| Problem requirements |
Note each line where "QSAN" appears, and copy it.

| Source records |
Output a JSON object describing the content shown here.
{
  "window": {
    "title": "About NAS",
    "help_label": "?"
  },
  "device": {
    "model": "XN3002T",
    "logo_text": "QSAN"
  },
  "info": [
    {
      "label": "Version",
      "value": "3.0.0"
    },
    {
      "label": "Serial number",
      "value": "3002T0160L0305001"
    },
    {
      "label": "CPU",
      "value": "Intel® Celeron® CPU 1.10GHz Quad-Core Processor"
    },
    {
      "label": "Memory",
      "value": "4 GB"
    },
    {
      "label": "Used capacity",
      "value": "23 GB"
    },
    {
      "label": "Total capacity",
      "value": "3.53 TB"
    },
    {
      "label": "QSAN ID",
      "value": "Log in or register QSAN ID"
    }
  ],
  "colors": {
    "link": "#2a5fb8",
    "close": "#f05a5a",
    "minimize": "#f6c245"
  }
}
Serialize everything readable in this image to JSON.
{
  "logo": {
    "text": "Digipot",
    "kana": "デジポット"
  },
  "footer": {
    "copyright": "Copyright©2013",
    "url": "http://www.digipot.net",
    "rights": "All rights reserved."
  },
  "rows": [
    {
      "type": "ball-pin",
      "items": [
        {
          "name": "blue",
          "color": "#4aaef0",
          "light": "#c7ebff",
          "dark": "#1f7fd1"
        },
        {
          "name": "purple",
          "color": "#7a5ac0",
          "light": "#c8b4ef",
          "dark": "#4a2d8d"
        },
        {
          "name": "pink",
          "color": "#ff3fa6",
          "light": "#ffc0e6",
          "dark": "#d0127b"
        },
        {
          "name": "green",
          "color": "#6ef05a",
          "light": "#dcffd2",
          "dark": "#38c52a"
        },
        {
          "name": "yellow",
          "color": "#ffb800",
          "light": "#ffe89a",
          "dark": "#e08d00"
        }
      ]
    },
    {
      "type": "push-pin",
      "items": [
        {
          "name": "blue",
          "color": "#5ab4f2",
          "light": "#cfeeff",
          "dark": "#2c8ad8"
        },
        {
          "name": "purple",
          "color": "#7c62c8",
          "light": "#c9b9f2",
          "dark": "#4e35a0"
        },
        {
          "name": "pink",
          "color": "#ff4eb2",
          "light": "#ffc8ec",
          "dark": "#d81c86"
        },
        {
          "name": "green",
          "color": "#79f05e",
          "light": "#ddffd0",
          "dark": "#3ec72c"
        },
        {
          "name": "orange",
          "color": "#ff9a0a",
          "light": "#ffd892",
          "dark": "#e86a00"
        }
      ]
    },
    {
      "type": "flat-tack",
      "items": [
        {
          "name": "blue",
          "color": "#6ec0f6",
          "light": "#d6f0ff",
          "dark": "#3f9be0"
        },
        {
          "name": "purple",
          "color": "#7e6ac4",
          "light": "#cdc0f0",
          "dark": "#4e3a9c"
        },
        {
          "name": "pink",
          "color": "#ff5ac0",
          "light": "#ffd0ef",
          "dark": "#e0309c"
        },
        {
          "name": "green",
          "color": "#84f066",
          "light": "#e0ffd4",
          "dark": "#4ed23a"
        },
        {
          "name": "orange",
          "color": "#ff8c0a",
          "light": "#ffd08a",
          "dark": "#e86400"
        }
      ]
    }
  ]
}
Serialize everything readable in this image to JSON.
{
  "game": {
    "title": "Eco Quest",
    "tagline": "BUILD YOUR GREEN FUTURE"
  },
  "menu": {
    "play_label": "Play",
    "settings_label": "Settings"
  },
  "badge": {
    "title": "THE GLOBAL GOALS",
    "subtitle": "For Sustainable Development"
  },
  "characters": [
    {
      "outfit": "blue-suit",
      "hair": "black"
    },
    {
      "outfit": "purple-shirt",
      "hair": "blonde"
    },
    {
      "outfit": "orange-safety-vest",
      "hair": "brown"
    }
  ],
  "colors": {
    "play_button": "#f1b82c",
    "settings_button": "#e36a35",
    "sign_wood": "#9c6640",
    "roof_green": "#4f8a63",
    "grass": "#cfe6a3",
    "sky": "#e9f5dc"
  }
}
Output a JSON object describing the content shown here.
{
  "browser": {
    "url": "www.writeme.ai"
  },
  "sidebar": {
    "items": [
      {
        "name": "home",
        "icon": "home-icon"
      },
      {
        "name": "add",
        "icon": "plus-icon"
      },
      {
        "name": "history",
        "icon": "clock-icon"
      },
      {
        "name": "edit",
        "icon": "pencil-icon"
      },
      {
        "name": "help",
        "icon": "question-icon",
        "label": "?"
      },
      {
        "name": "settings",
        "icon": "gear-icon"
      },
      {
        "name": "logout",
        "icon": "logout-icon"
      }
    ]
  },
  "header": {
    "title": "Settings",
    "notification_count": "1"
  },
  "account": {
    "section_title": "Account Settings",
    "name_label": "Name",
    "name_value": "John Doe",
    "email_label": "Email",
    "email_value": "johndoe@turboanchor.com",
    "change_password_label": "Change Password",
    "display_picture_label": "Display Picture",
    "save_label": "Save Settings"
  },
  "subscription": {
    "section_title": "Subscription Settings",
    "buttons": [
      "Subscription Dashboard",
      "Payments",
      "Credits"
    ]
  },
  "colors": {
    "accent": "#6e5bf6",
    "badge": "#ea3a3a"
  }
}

| Expected answer |
    "logo_text": "QSAN"
      "label": "QSAN ID",
      "value": "Log in or register QSAN ID"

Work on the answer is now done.